Stored records

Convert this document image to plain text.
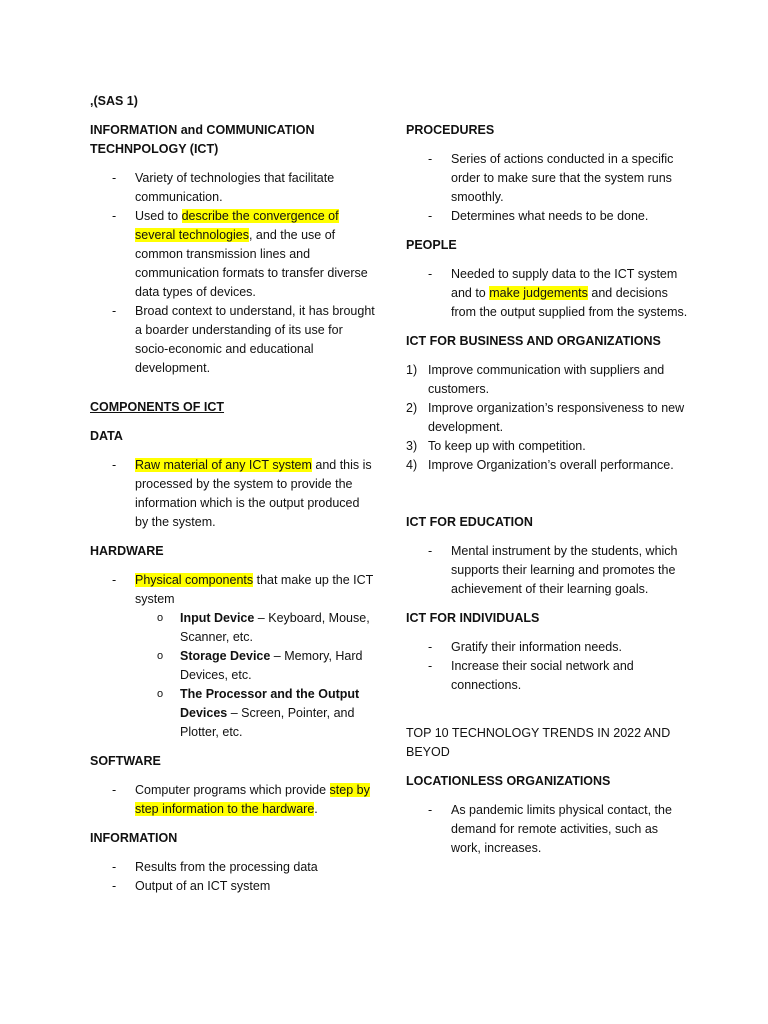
,(SAS 1)

INFORMATION and COMMUNICATION TECHNPOLOGY (ICT)

- Variety of technologies that facilitate communication.
- Used to describe the convergence of several technologies, and the use of common transmission lines and communication formats to transfer diverse data types of devices.
- Broad context to understand, it has brought a boarder understanding of its use for socio-economic and educational development.

COMPONENTS OF ICT

DATA

- Raw material of any ICT system and this is processed by the system to provide the information which is the output produced by the system.

HARDWARE

- Physical components that make up the ICT system
o Input Device – Keyboard, Mouse, Scanner, etc.
o Storage Device – Memory, Hard Devices, etc.
o The Processor and the Output Devices – Screen, Pointer, and Plotter, etc.

SOFTWARE

- Computer programs which provide step by step information to the hardware.

INFORMATION

- Results from the processing data
- Output of an ICT system

PROCEDURES

- Series of actions conducted in a specific order to make sure that the system runs smoothly.
- Determines what needs to be done.

PEOPLE

- Needed to supply data to the ICT system and to make judgements and decisions from the output supplied from the systems.

ICT FOR BUSINESS AND ORGANIZATIONS

1) Improve communication with suppliers and customers.
2) Improve organization’s responsiveness to new development.
3) To keep up with competition.
4) Improve Organization’s overall performance.

ICT FOR EDUCATION

- Mental instrument by the students, which supports their learning and promotes the achievement of their learning goals.

ICT FOR INDIVIDUALS

- Gratify their information needs.
- Increase their social network and connections.

TOP 10 TECHNOLOGY TRENDS IN 2022 AND BEYOD

LOCATIONLESS ORGANIZATIONS

- As pandemic limits physical contact, the demand for remote activities, such as work, increases.
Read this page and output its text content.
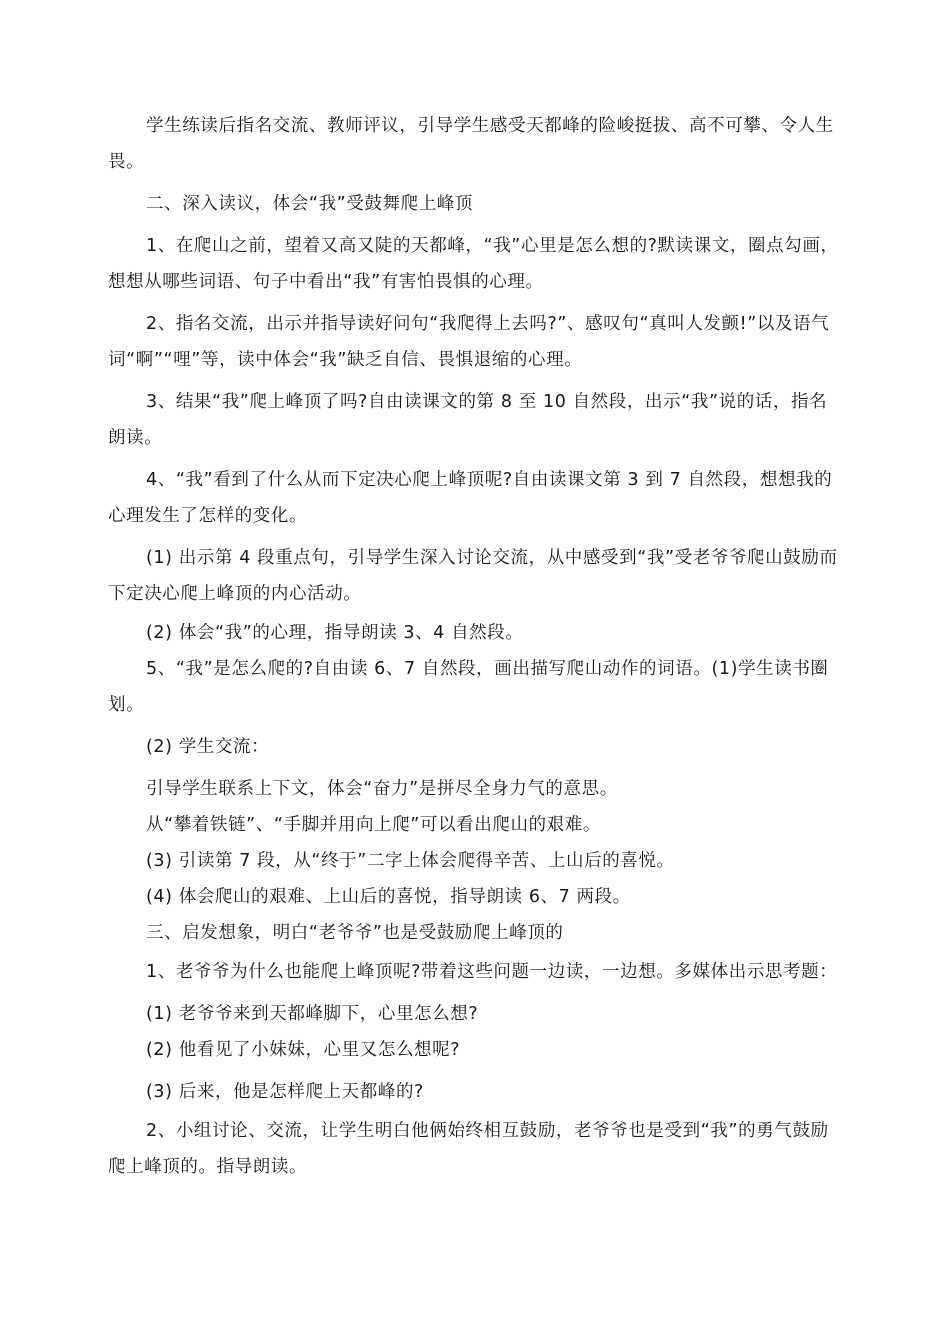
学生练读后指名交流、教师评议，引导学生感受天都峰的险峻挺拔、高不可攀、令人生畏。

二、深入读议，体会“我”受鼓舞爬上峰顶

1、在爬山之前，望着又高又陡的天都峰，“我”心里是怎么想的?默读课文，圈点勾画，想想从哪些词语、句子中看出“我”有害怕畏惧的心理。

2、指名交流，出示并指导读好问句“我爬得上去吗?”、感叹句“真叫人发颤!”以及语气词“啊”“哩”等，读中体会“我”缺乏自信、畏惧退缩的心理。

3、结果“我”爬上峰顶了吗?自由读课文的第 8 至 10 自然段，出示“我”说的话，指名朗读。

4、“我”看到了什么从而下定决心爬上峰顶呢?自由读课文第 3 到 7 自然段，想想我的心理发生了怎样的变化。

(1) 出示第 4 段重点句，引导学生深入讨论交流，从中感受到“我”受老爷爷爬山鼓励而下定决心爬上峰顶的内心活动。

(2) 体会“我”的心理，指导朗读 3、4 自然段。

5、“我”是怎么爬的?自由读 6、7 自然段，画出描写爬山动作的词语。(1)学生读书圈划。

(2) 学生交流：

引导学生联系上下文，体会“奋力”是拼尽全身力气的意思。

从“攀着铁链”、“手脚并用向上爬”可以看出爬山的艰难。

(3) 引读第 7 段，从“终于”二字上体会爬得辛苦、上山后的喜悦。

(4) 体会爬山的艰难、上山后的喜悦，指导朗读 6、7 两段。

三、启发想象，明白“老爷爷”也是受鼓励爬上峰顶的

1、老爷爷为什么也能爬上峰顶呢?带着这些问题一边读，一边想。多媒体出示思考题：

(1) 老爷爷来到天都峰脚下，心里怎么想?

(2) 他看见了小妹妹，心里又怎么想呢?

(3) 后来，他是怎样爬上天都峰的?

2、小组讨论、交流，让学生明白他俩始终相互鼓励，老爷爷也是受到“我”的勇气鼓励爬上峰顶的。指导朗读。
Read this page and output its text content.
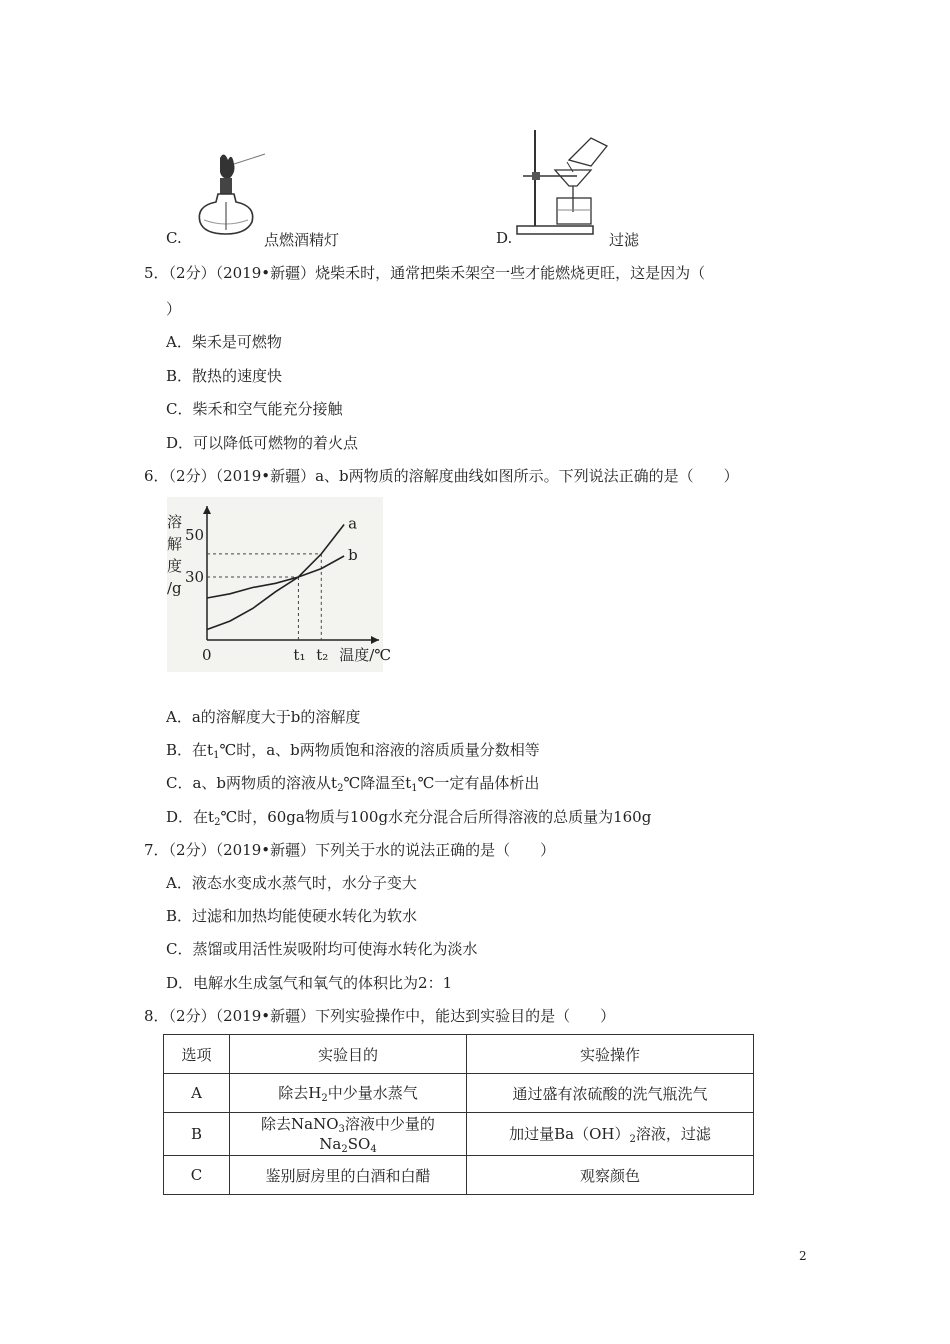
C.	点燃酒精灯	D.	过滤
5．（2分）（2019•新疆）烧柴禾时，通常把柴禾架空一些才能燃烧更旺，这是因为（
）
A．柴禾是可燃物
B．散热的速度快
C．柴禾和空气能充分接触
D．可以降低可燃物的着火点
6．（2分）（2019•新疆）a、b两物质的溶解度曲线如图所示。下列说法正确的是（　　）
溶
解
度
/g
50
30
a
b
0	t₁ t₂ 温度/℃
A．a的溶解度大于b的溶解度
B．在$t_1℃$时，a、b两物质饱和溶液的溶质质量分数相等
C．a、b两物质的溶液从$t_2℃$降温至$t_1℃$一定有晶体析出
D．在$t_2℃$时，60ga物质与100g水充分混合后所得溶液的总质量为160g
7．（2分）（2019•新疆）下列关于水的说法正确的是（　　）
A．液态水变成水蒸气时，水分子变大
B．过滤和加热均能使硬水转化为软水
C．蒸馏或用活性炭吸附均可使海水转化为淡水
D．电解水生成氢气和氧气的体积比为2：1
8．（2分）（2019•新疆）下列实验操作中，能达到实验目的是（　　）
选项	实验目的	实验操作
A	除去$H_2$中少量水蒸气	通过盛有浓硫酸的洗气瓶洗气
B	除去NaNO$_3$溶液中少量的$Na_2SO_4$	加过量$Ba(OH)_2$溶液，过滤
C	鉴别厨房里的白酒和白醋	观察颜色
2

▸ **WHAT TO WORK ON**
Find each line holding the word "their" and copy it.

▸ **EXERCISE RESPONSE**
- Mental instrument by the students, which supports their learning and promotes the achievement of their learning goals.
- Gratify their information needs.
- Increase their social network and connections.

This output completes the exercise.